Transcribe every line exactly and omit anything that is a picture.

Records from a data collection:
....

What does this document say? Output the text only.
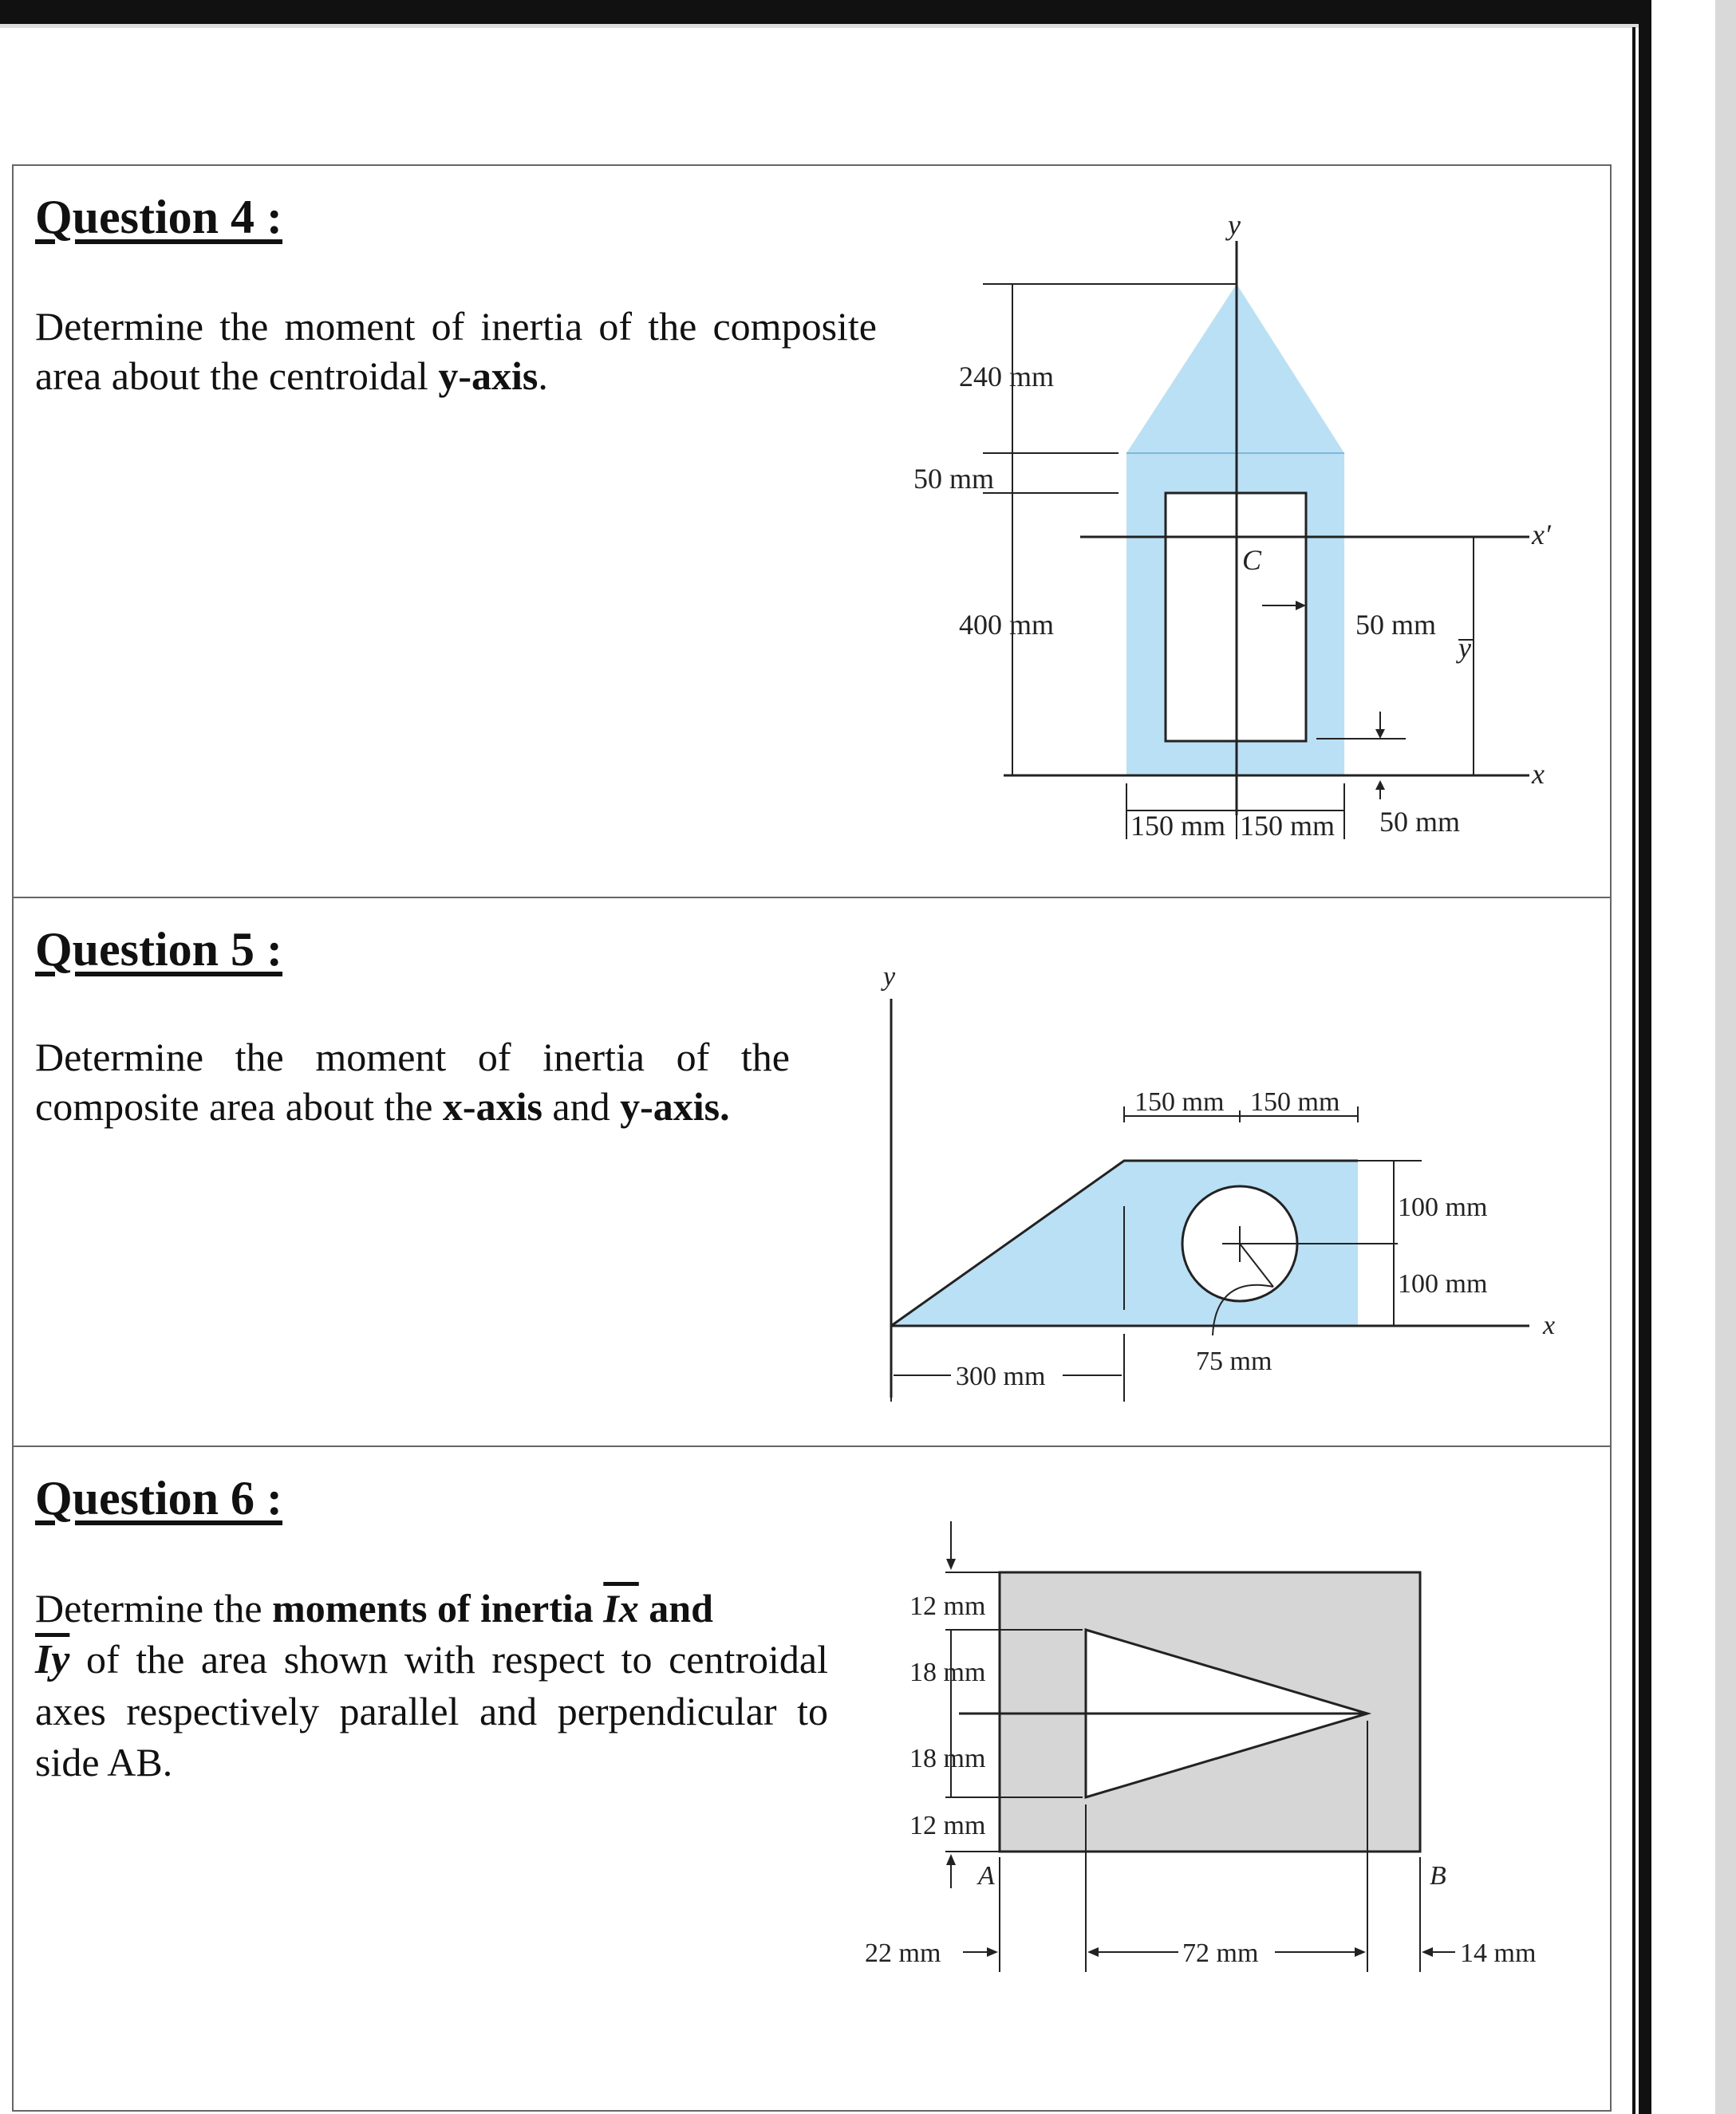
Question 4 :
Determine the moment of inertia of the composite area about the centroidal y-axis.
y
x′
x
C
y
240 mm
50 mm
400 mm	50 mm
150 mm 150 mm 50 mm
Question 5 :
Determine the moment of inertia of the composite area about the x-axis and y-axis.
y
x
150 mm 150 mm
100 mm
100 mm
300 mm
75 mm
Question 6 :
Determine the moments of inertia $\overline{Ix}$ and
$\overline{Iy}$ of the area shown with respect to centroidal axes respectively parallel and perpendicular to side AB.
12 mm
18 mm
18 mm
12 mm
A	B
22 mm	72 mm	14 mm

....

Result of this exercise:
What does this document say? Output the text only.
Question 4 :
Determine the moment of inertia of the composite area about the centroidal y-axis.
y
x′
x
C
y
240 mm
50 mm
400 mm	50 mm
150 mm 150 mm 50 mm
Question 5 :
Determine the moment of inertia of the composite area about the x-axis and y-axis.
y
x
150 mm 150 mm
100 mm
100 mm
300 mm
75 mm
Question 6 :
Determine the moments of inertia $\overline{Ix}$ and
$\overline{Iy}$ of the area shown with respect to centroidal axes respectively parallel and perpendicular to side AB.
12 mm
18 mm
18 mm
12 mm
A	B
22 mm	72 mm	14 mm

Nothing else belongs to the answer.